TASK INSTRUCTIONS:
Turn the lines below into a numbered list, skipping any blank ones and omitting the pictures.

SOURCE RECORDS:
━━━

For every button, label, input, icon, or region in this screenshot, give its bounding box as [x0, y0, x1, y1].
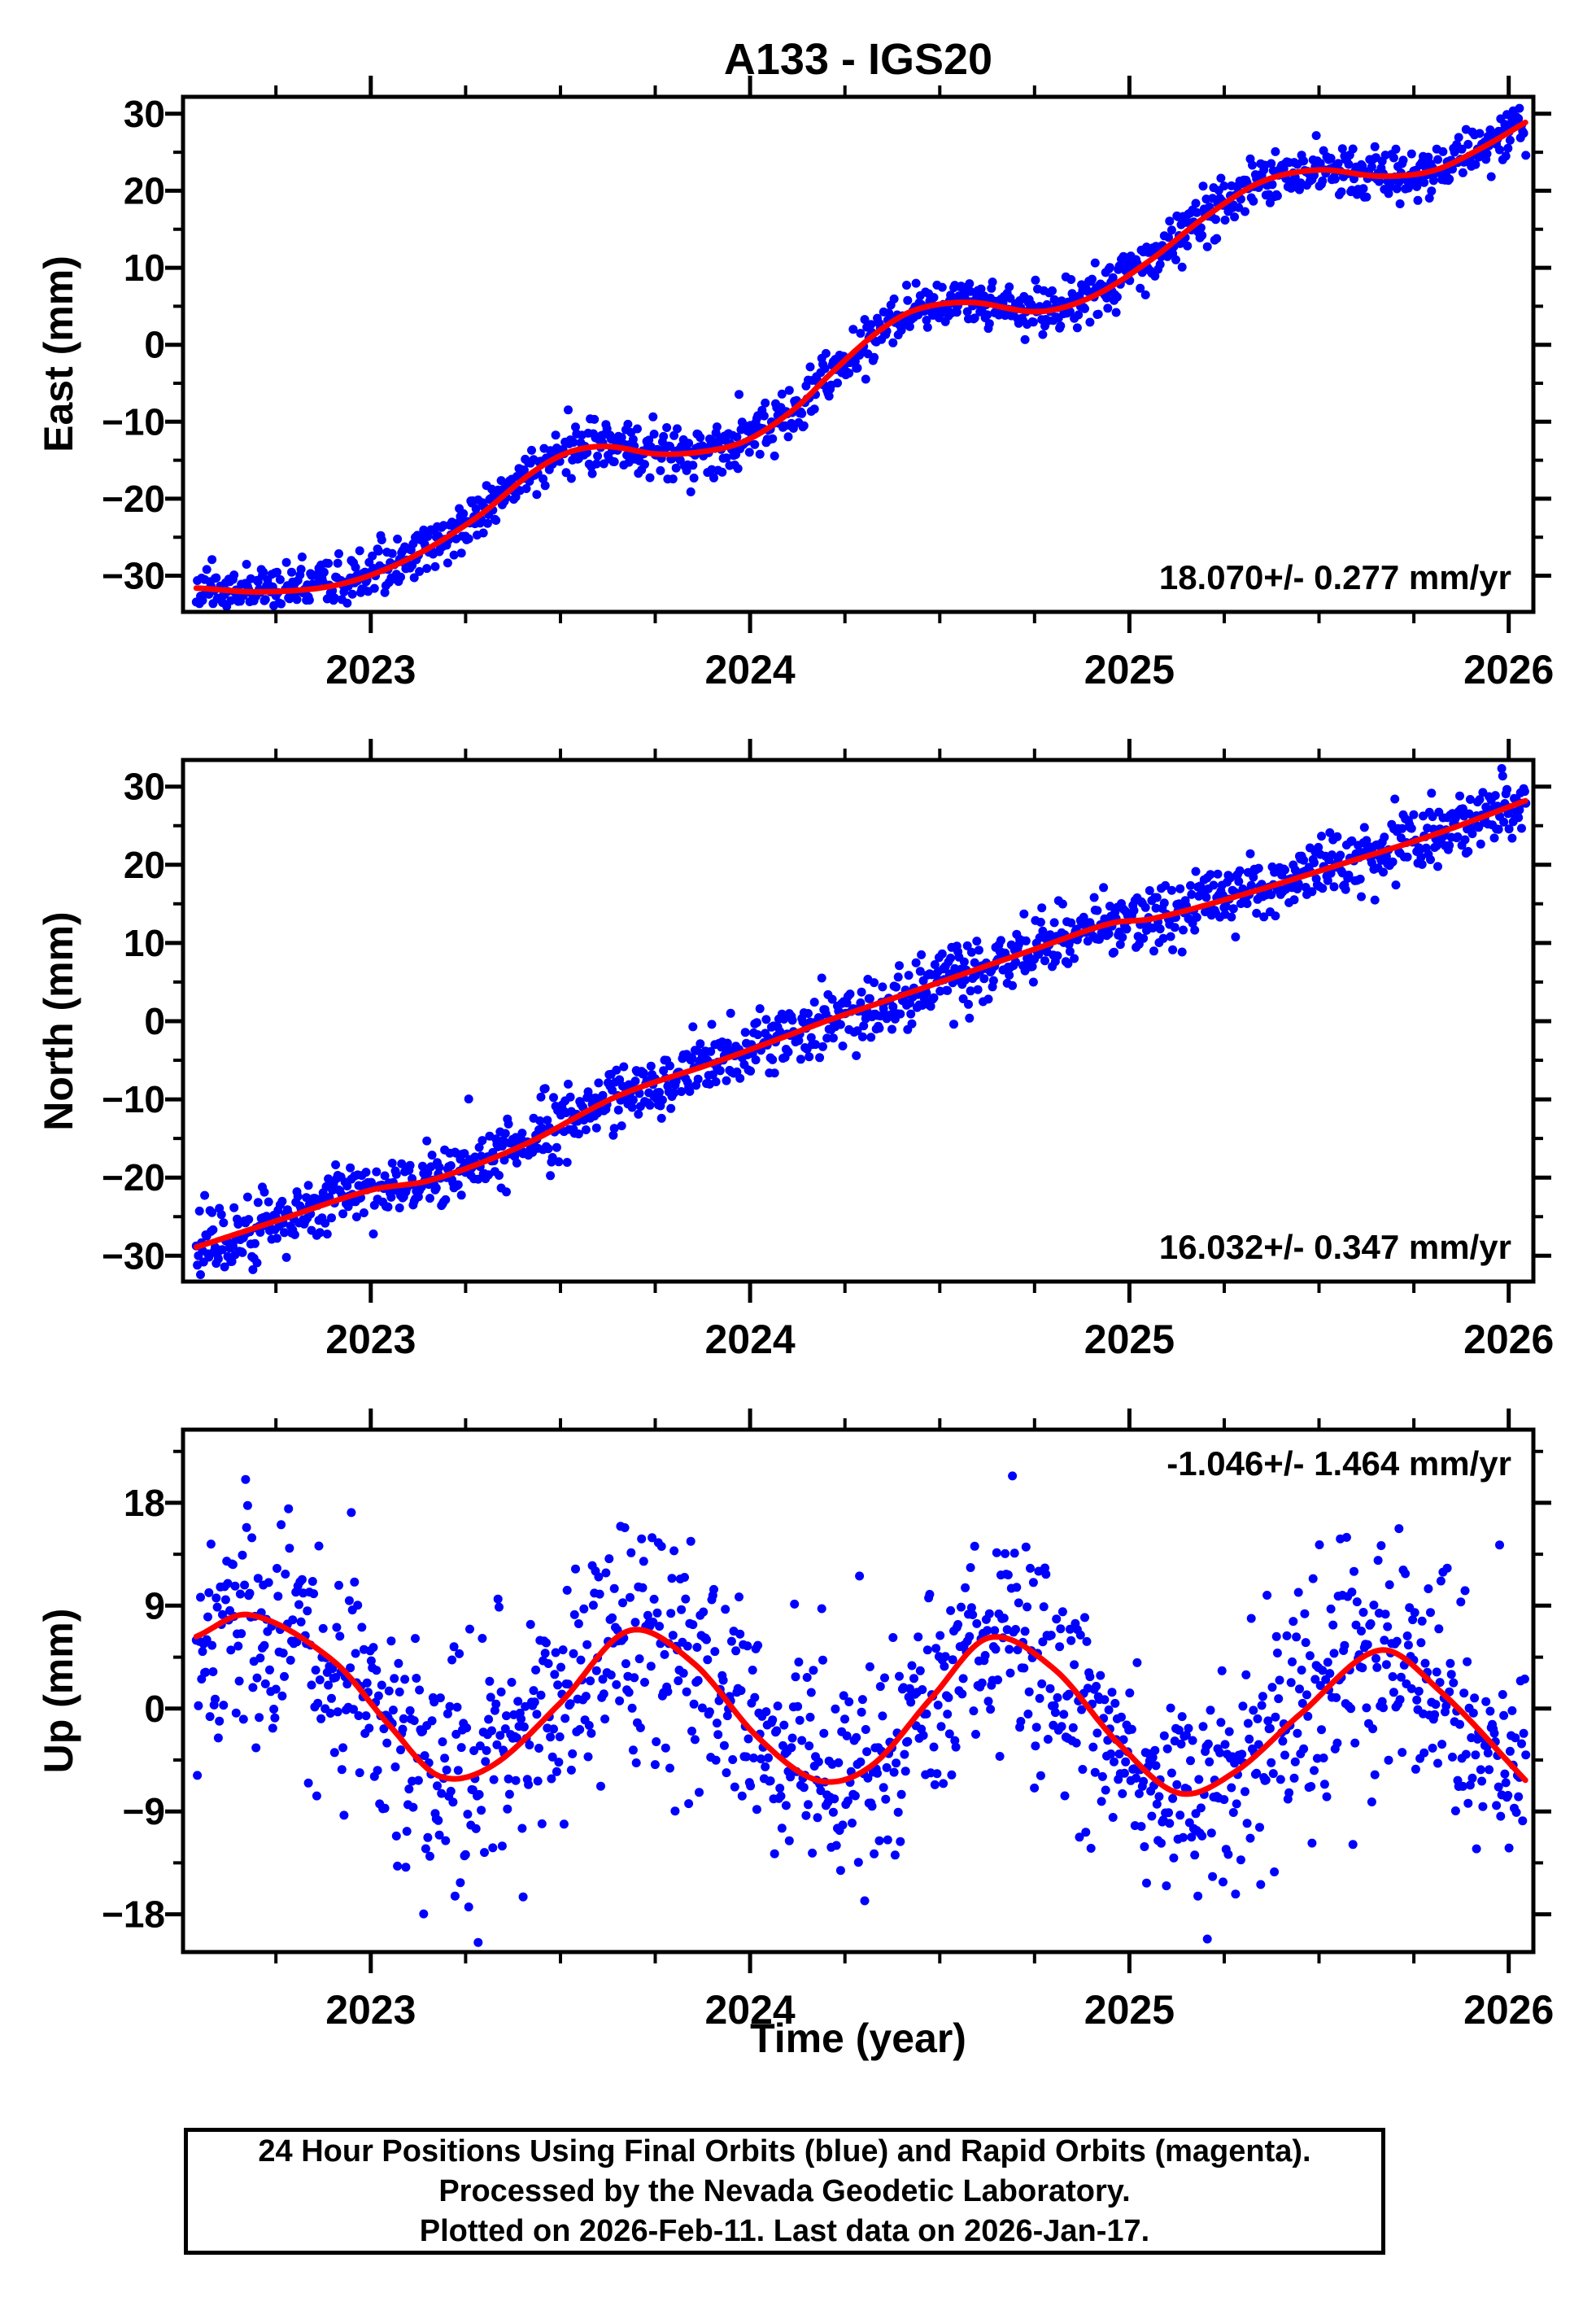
y-tick-label: 0 [144, 324, 165, 366]
east-rate-annotation: 18.070+/- 0.277 mm/yr [1158, 558, 1511, 596]
x-tick-label: 2023 [325, 1317, 416, 1362]
north-rate-annotation: 16.032+/- 0.347 mm/yr [1158, 1228, 1511, 1266]
y-tick-label: −18 [102, 1893, 165, 1936]
x-tick-label: 2025 [1084, 647, 1175, 692]
x-tick-label: 2026 [1463, 1987, 1554, 2033]
north-axis-label: North (mm) [36, 911, 81, 1131]
east-panel: 30 20 10 0 −10 −20 −30 2023 2024 2025 2026 [102, 76, 1554, 692]
x-tick-label: 2024 [704, 1317, 795, 1362]
footer-note: 24 Hour Positions Using Final Orbits (bl… [184, 2128, 1385, 2255]
footer-line-3: Plotted on 2026-Feb-11. Last data on 202… [419, 2213, 1150, 2248]
x-tick-label: 2025 [1084, 1987, 1175, 2033]
y-tick-label: 0 [144, 1688, 165, 1730]
y-tick-label: 20 [124, 169, 165, 212]
y-tick-label: 0 [144, 1000, 165, 1042]
north-panel: 30 20 10 0 −10 −20 −30 2023 2024 2025 2026 [102, 739, 1554, 1362]
y-tick-label: 20 [124, 844, 165, 886]
y-tick-label: −20 [102, 478, 165, 520]
up-axis-label: Up (mm) [36, 1608, 81, 1774]
x-tick-label: 2026 [1463, 647, 1554, 692]
y-tick-label: 10 [124, 247, 165, 289]
y-tick-label: 30 [124, 93, 165, 135]
x-tick-label: 2024 [704, 647, 795, 692]
x-tick-label: 2023 [325, 1987, 416, 2033]
up-panel: 18 9 0 −9 −18 2023 2024 2025 2026 [102, 1408, 1554, 2033]
footer-line-2: Processed by the Nevada Geodetic Laborat… [438, 2173, 1131, 2208]
up-rate-annotation: -1.046+/- 1.464 mm/yr [1166, 1444, 1511, 1483]
x-tick-label: 2024 [704, 1987, 795, 2033]
y-tick-label: 18 [124, 1482, 165, 1524]
x-tick-label: 2025 [1084, 1317, 1175, 1362]
east-axis-label: East (mm) [36, 255, 81, 452]
y-tick-label: 9 [144, 1584, 165, 1627]
y-tick-label: −30 [102, 1234, 165, 1277]
x-tick-label: 2023 [325, 647, 416, 692]
x-tick-label: 2026 [1463, 1317, 1554, 1362]
y-tick-label: −20 [102, 1156, 165, 1199]
y-tick-label: 30 [124, 766, 165, 808]
time-axis-label: Time (year) [750, 2016, 966, 2061]
footer-line-1: 24 Hour Positions Using Final Orbits (bl… [258, 2133, 1311, 2168]
y-tick-label: −10 [102, 400, 165, 443]
page-title: A133 - IGS20 [723, 35, 993, 84]
y-tick-label: 10 [124, 922, 165, 964]
y-tick-label: −30 [102, 555, 165, 597]
y-tick-label: −9 [123, 1790, 165, 1832]
y-tick-label: −10 [102, 1078, 165, 1120]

━━━

THE SOLUTION:
1. For every button, label, input, icon, or region in this screenshot, give its bounding box as [x0, y0, x1, y1].
2. y-tick-label: 0 [144, 324, 165, 366]
3. east-rate-annotation: 18.070+/- 0.277 mm/yr [1158, 558, 1511, 596]
4. x-tick-label: 2023 [325, 1317, 416, 1362]
5. north-rate-annotation: 16.032+/- 0.347 mm/yr [1158, 1228, 1511, 1266]
6. y-tick-label: −18 [102, 1893, 165, 1936]
7. x-tick-label: 2025 [1084, 647, 1175, 692]
8. x-tick-label: 2026 [1463, 1987, 1554, 2033]
9. north-axis-label: North (mm) [36, 911, 81, 1131]
10. east-panel: 30 20 10 0 −10 −20 −30 2023 2024 2025 2026 [102, 76, 1554, 692]
11. x-tick-label: 2024 [704, 1317, 795, 1362]
12. footer-note: 24 Hour Positions Using Final Orbits (bl… [184, 2128, 1385, 2255]
13. footer-line-3: Plotted on 2026-Feb-11. Last data on 202… [419, 2213, 1150, 2248]
14. x-tick-label: 2025 [1084, 1987, 1175, 2033]
15. y-tick-label: 0 [144, 1688, 165, 1730]
16. y-tick-label: 20 [124, 169, 165, 212]
17. y-tick-label: 0 [144, 1000, 165, 1042]
18. north-panel: 30 20 10 0 −10 −20 −30 2023 2024 2025 2026 [102, 739, 1554, 1362]
19. y-tick-label: 20 [124, 844, 165, 886]
20. y-tick-label: −20 [102, 478, 165, 520]
21. up-axis-label: Up (mm) [36, 1608, 81, 1774]
22. x-tick-label: 2026 [1463, 647, 1554, 692]
23. y-tick-label: 10 [124, 247, 165, 289]
24. y-tick-label: 30 [124, 93, 165, 135]
25. x-tick-label: 2024 [704, 647, 795, 692]
26. x-tick-label: 2023 [325, 1987, 416, 2033]
27. up-panel: 18 9 0 −9 −18 2023 2024 2025 2026 [102, 1408, 1554, 2033]
28. footer-line-2: Processed by the Nevada Geodetic Laborat… [438, 2173, 1131, 2208]
29. up-rate-annotation: -1.046+/- 1.464 mm/yr [1166, 1444, 1511, 1483]
30. x-tick-label: 2024 [704, 1987, 795, 2033]
31. y-tick-label: 18 [124, 1482, 165, 1524]
32. x-tick-label: 2025 [1084, 1317, 1175, 1362]
33. east-axis-label: East (mm) [36, 255, 81, 452]
34. y-tick-label: 9 [144, 1584, 165, 1627]
35. y-tick-label: −30 [102, 1234, 165, 1277]
36. x-tick-label: 2023 [325, 647, 416, 692]
37. x-tick-label: 2026 [1463, 1317, 1554, 1362]
38. y-tick-label: −20 [102, 1156, 165, 1199]
39. y-tick-label: 30 [124, 766, 165, 808]
40. time-axis-label: Time (year) [750, 2016, 966, 2061]
41. footer-line-1: 24 Hour Positions Using Final Orbits (bl… [258, 2133, 1311, 2168]
42. y-tick-label: −10 [102, 400, 165, 443]
43. page-title: A133 - IGS20 [723, 35, 993, 84]
44. y-tick-label: 10 [124, 922, 165, 964]
45. y-tick-label: −30 [102, 555, 165, 597]
46. y-tick-label: −9 [123, 1790, 165, 1832]
47. y-tick-label: −10 [102, 1078, 165, 1120]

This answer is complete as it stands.